Information shown
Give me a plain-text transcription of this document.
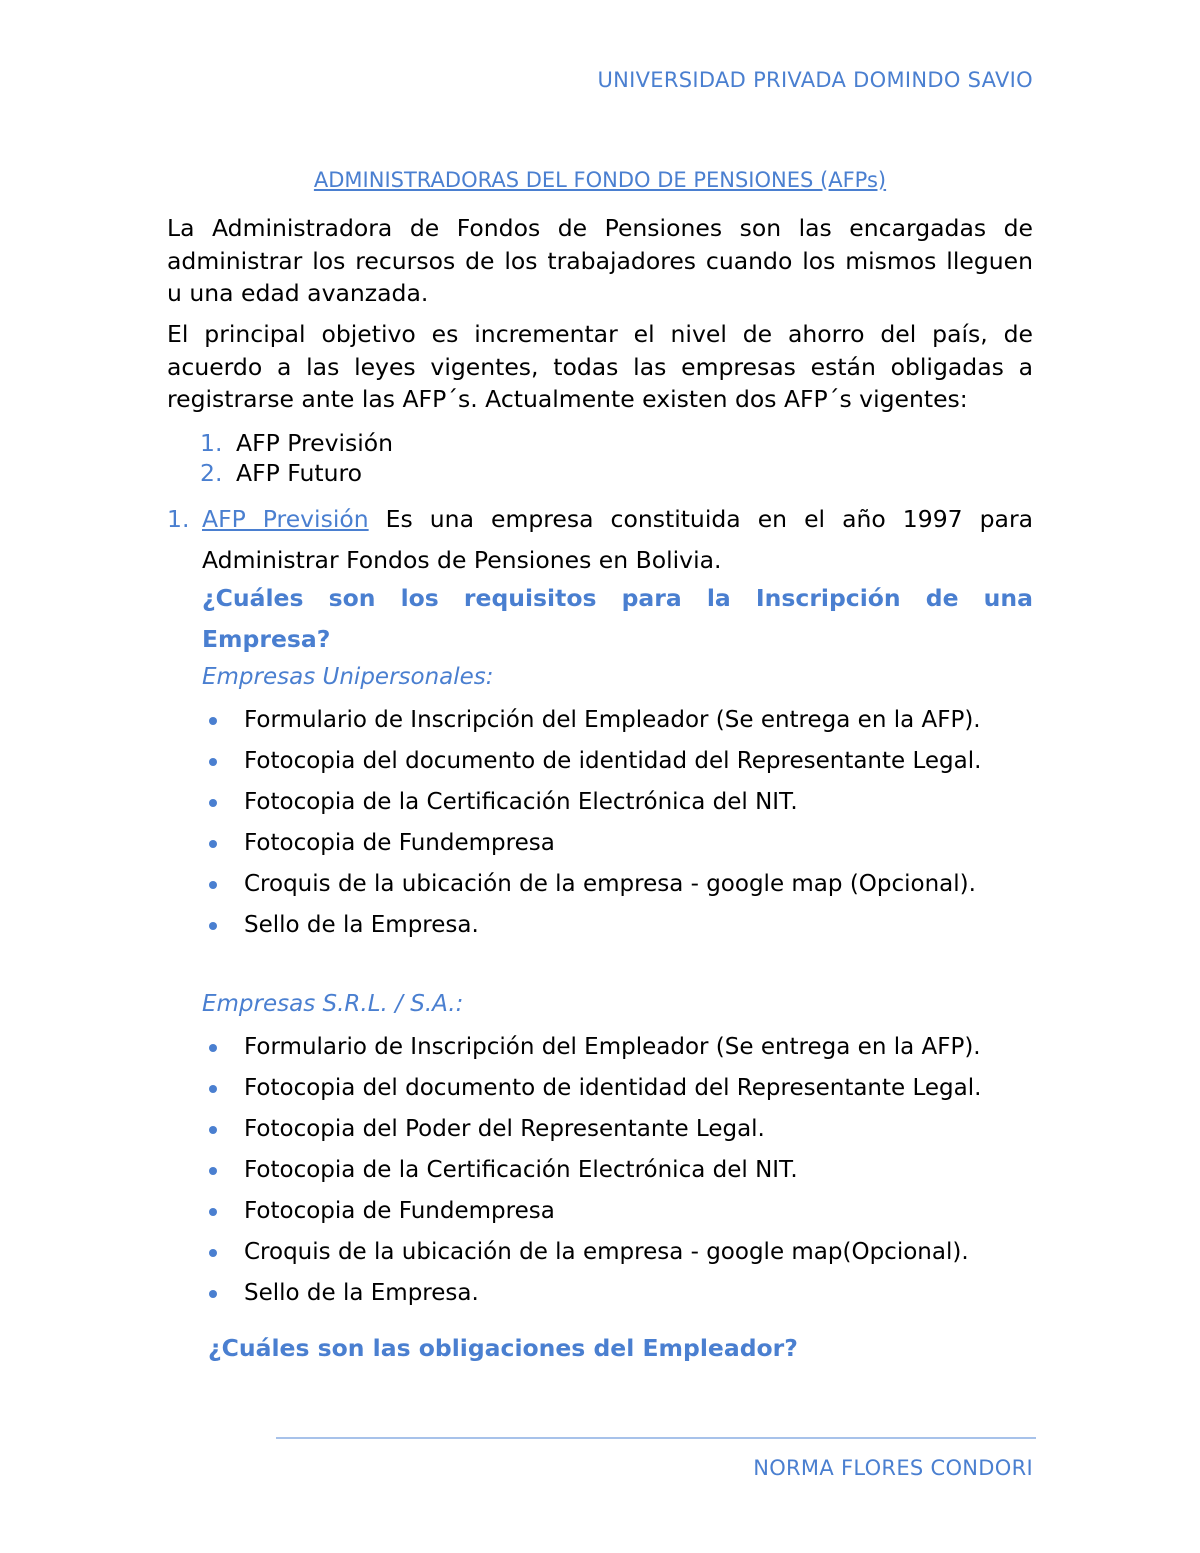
UNIVERSIDAD PRIVADA DOMINDO SAVIO
ADMINISTRADORAS DEL FONDO DE PENSIONES (AFPs)
La Administradora de Fondos de Pensiones son las encargadas de administrar los recursos de los trabajadores cuando los mismos lleguen u una edad avanzada.
El principal objetivo es incrementar el nivel de ahorro del país, de acuerdo a las leyes vigentes, todas las empresas están obligadas a registrarse ante las AFP´s. Actualmente existen dos AFP´s vigentes:
1. AFP Previsión
2. AFP Futuro
1. AFP Previsión Es una empresa constituida en el año 1997 para Administrar Fondos de Pensiones en Bolivia.
¿Cuáles son los requisitos para la Inscripción de una Empresa?
Empresas Unipersonales:
Formulario de Inscripción del Empleador (Se entrega en la AFP).
Fotocopia del documento de identidad del Representante Legal.
Fotocopia de la Certificación Electrónica del NIT.
Fotocopia de Fundempresa
Croquis de la ubicación de la empresa - google map (Opcional).
Sello de la Empresa.
Empresas S.R.L. / S.A.:
Formulario de Inscripción del Empleador (Se entrega en la AFP).
Fotocopia del documento de identidad del Representante Legal.
Fotocopia del Poder del Representante Legal.
Fotocopia de la Certificación Electrónica del NIT.
Fotocopia de Fundempresa
Croquis de la ubicación de la empresa - google map(Opcional).
Sello de la Empresa.
¿Cuáles son las obligaciones del Empleador?
NORMA FLORES CONDORI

Exercise brief
Transcribe the complete set of entries verbatim. No pictures belong in the copy.

Solution for this problem
Give me a plain-text transcription of this document.
UNIVERSIDAD PRIVADA DOMINDO SAVIO
ADMINISTRADORAS DEL FONDO DE PENSIONES (AFPs)
La Administradora de Fondos de Pensiones son las encargadas de administrar los recursos de los trabajadores cuando los mismos lleguen u una edad avanzada.
El principal objetivo es incrementar el nivel de ahorro del país, de acuerdo a las leyes vigentes, todas las empresas están obligadas a registrarse ante las AFP´s. Actualmente existen dos AFP´s vigentes:
1. AFP Previsión
2. AFP Futuro
1. AFP Previsión Es una empresa constituida en el año 1997 para Administrar Fondos de Pensiones en Bolivia.
¿Cuáles son los requisitos para la Inscripción de una Empresa?
Empresas Unipersonales:
Formulario de Inscripción del Empleador (Se entrega en la AFP).
Fotocopia del documento de identidad del Representante Legal.
Fotocopia de la Certificación Electrónica del NIT.
Fotocopia de Fundempresa
Croquis de la ubicación de la empresa - google map (Opcional).
Sello de la Empresa.
Empresas S.R.L. / S.A.:
Formulario de Inscripción del Empleador (Se entrega en la AFP).
Fotocopia del documento de identidad del Representante Legal.
Fotocopia del Poder del Representante Legal.
Fotocopia de la Certificación Electrónica del NIT.
Fotocopia de Fundempresa
Croquis de la ubicación de la empresa - google map(Opcional).
Sello de la Empresa.
¿Cuáles son las obligaciones del Empleador?
NORMA FLORES CONDORI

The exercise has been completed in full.